Dataset records:
#####

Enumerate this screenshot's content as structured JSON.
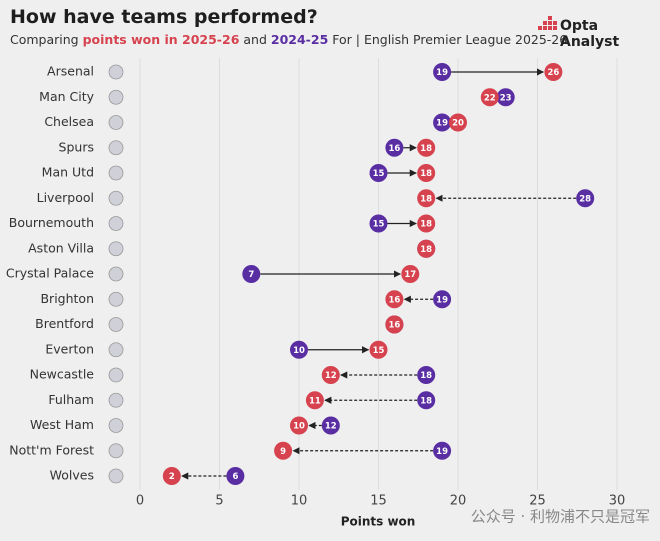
{
  "chart_data": {
    "type": "dumbbell",
    "title": "How have teams performed?",
    "subtitle_prefix": "Comparing",
    "subtitle_mid": "and",
    "subtitle_suffix": "For | English Premier League 2025-26",
    "brand": "Opta Analyst",
    "watermark": "公众号 · 利物浦不只是冠军",
    "categories": [
      "Arsenal",
      "Man City",
      "Chelsea",
      "Spurs",
      "Man Utd",
      "Liverpool",
      "Bournemouth",
      "Aston Villa",
      "Crystal Palace",
      "Brighton",
      "Brentford",
      "Everton",
      "Newcastle",
      "Fulham",
      "West Ham",
      "Nott'm Forest",
      "Wolves"
    ],
    "series": [
      {
        "name": "points won in 2025-26",
        "color": "#d6434f",
        "values": [
          26,
          22,
          20,
          18,
          18,
          18,
          18,
          18,
          17,
          16,
          16,
          15,
          12,
          11,
          10,
          9,
          2
        ]
      },
      {
        "name": "2024-25",
        "color": "#5a2ea3",
        "values": [
          19,
          23,
          19,
          16,
          15,
          28,
          15,
          18,
          7,
          19,
          16,
          10,
          18,
          18,
          12,
          19,
          6
        ]
      }
    ],
    "xlim": [
      0,
      30
    ],
    "xticks": [
      0,
      5,
      10,
      15,
      20,
      25,
      30
    ],
    "xlabel": "Points won",
    "grid": true
  }
}
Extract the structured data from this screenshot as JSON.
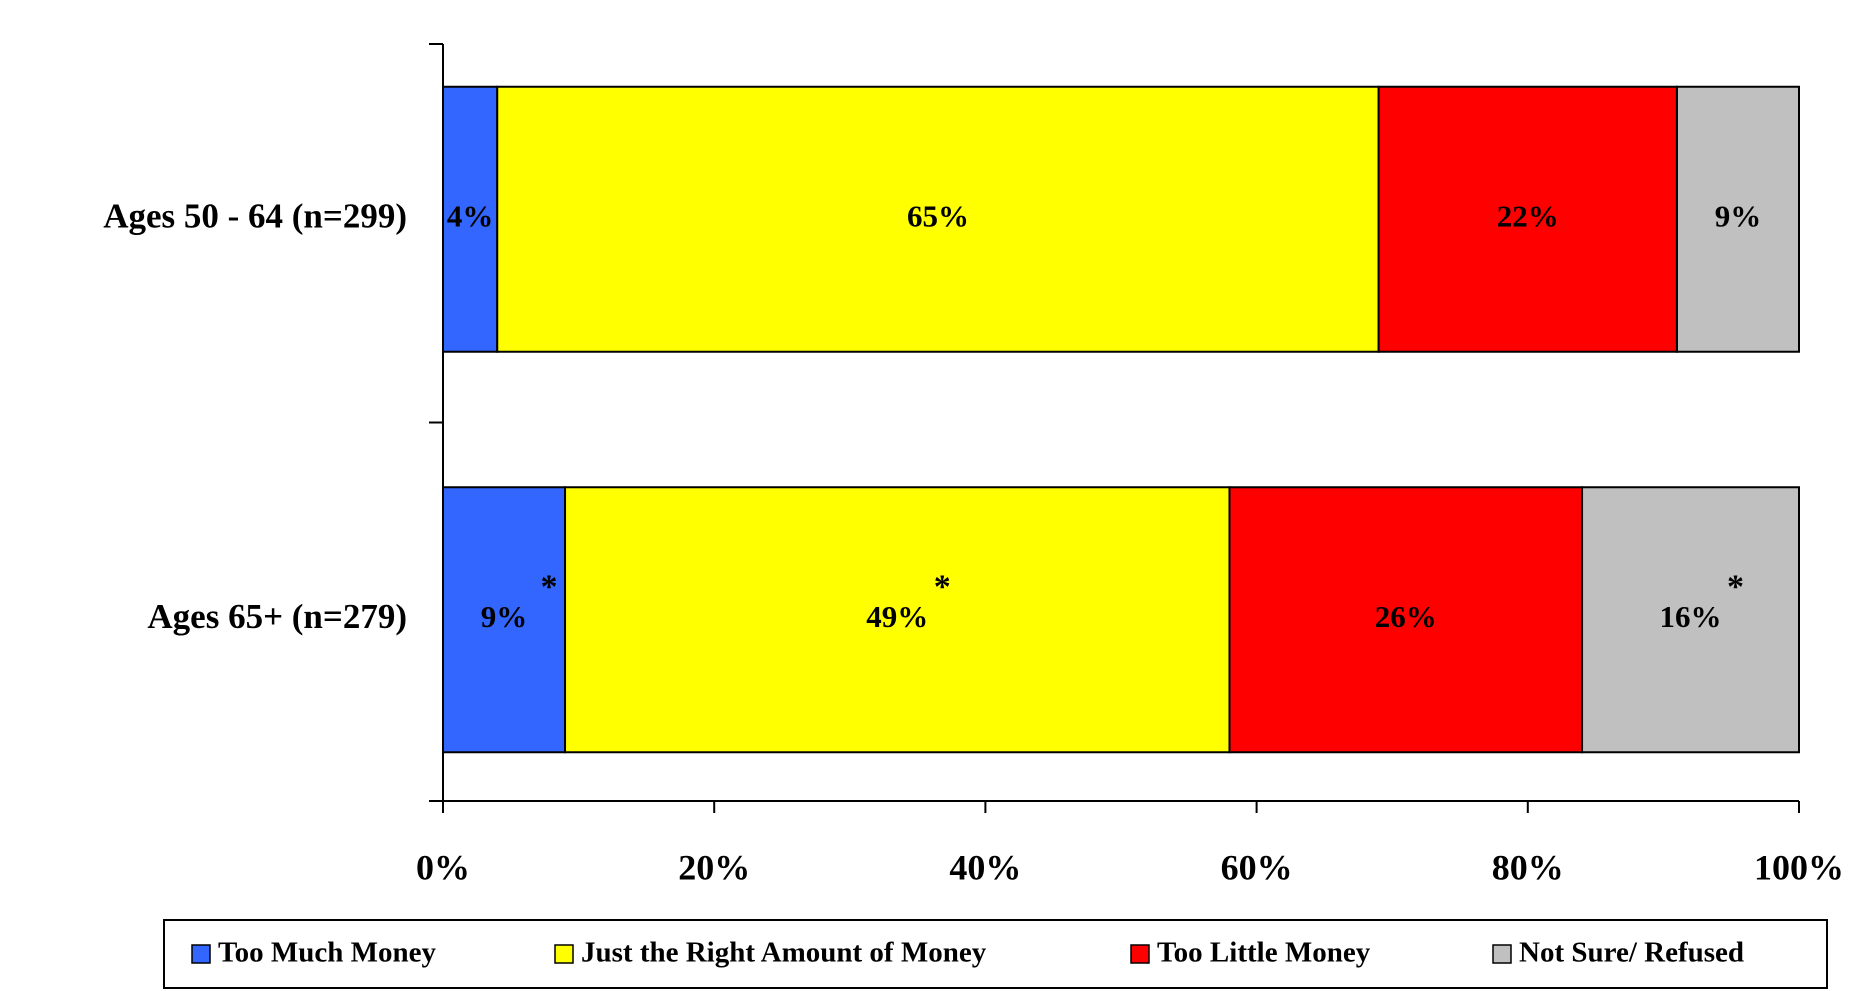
{
  "chart_data": {
    "type": "stacked-bar-horizontal",
    "categories": [
      "Ages 50 - 64 (n=299)",
      "Ages 65+ (n=279)"
    ],
    "series": [
      {
        "name": "Too Much Money",
        "color": "#3366ff",
        "values": [
          4,
          9
        ],
        "value_labels": [
          "4%",
          "9%"
        ],
        "notes": [
          null,
          "*"
        ]
      },
      {
        "name": "Just the Right Amount of Money",
        "color": "#ffff00",
        "values": [
          65,
          49
        ],
        "value_labels": [
          "65%",
          "49%"
        ],
        "notes": [
          null,
          "*"
        ]
      },
      {
        "name": "Too Little Money",
        "color": "#ff0000",
        "values": [
          22,
          26
        ],
        "value_labels": [
          "22%",
          "26%"
        ],
        "notes": [
          null,
          null
        ]
      },
      {
        "name": "Not Sure/ Refused",
        "color": "#c0c0c0",
        "values": [
          9,
          16
        ],
        "value_labels": [
          "9%",
          "16%"
        ],
        "notes": [
          null,
          "*"
        ]
      }
    ],
    "xlim": [
      0,
      100
    ],
    "xticks": [
      {
        "value": 0,
        "label": "0%"
      },
      {
        "value": 20,
        "label": "20%"
      },
      {
        "value": 40,
        "label": "40%"
      },
      {
        "value": 60,
        "label": "60%"
      },
      {
        "value": 80,
        "label": "80%"
      },
      {
        "value": 100,
        "label": "100%"
      }
    ],
    "legend": "bottom"
  }
}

#####

**Instruction:**
All lines from the one holding "Extract the structured" through the last line of the entries, and nothing else, are to be output exactly; leave out the pictures.

**Result for this exercise:**
Extract the structured data from this screenshot as JSON.
{
  "chart_data": {
    "type": "stacked-bar-horizontal",
    "categories": [
      "Ages 50 - 64 (n=299)",
      "Ages 65+ (n=279)"
    ],
    "series": [
      {
        "name": "Too Much Money",
        "color": "#3366ff",
        "values": [
          4,
          9
        ],
        "value_labels": [
          "4%",
          "9%"
        ],
        "notes": [
          null,
          "*"
        ]
      },
      {
        "name": "Just the Right Amount of Money",
        "color": "#ffff00",
        "values": [
          65,
          49
        ],
        "value_labels": [
          "65%",
          "49%"
        ],
        "notes": [
          null,
          "*"
        ]
      },
      {
        "name": "Too Little Money",
        "color": "#ff0000",
        "values": [
          22,
          26
        ],
        "value_labels": [
          "22%",
          "26%"
        ],
        "notes": [
          null,
          null
        ]
      },
      {
        "name": "Not Sure/ Refused",
        "color": "#c0c0c0",
        "values": [
          9,
          16
        ],
        "value_labels": [
          "9%",
          "16%"
        ],
        "notes": [
          null,
          "*"
        ]
      }
    ],
    "xlim": [
      0,
      100
    ],
    "xticks": [
      {
        "value": 0,
        "label": "0%"
      },
      {
        "value": 20,
        "label": "20%"
      },
      {
        "value": 40,
        "label": "40%"
      },
      {
        "value": 60,
        "label": "60%"
      },
      {
        "value": 80,
        "label": "80%"
      },
      {
        "value": 100,
        "label": "100%"
      }
    ],
    "legend": "bottom"
  }
}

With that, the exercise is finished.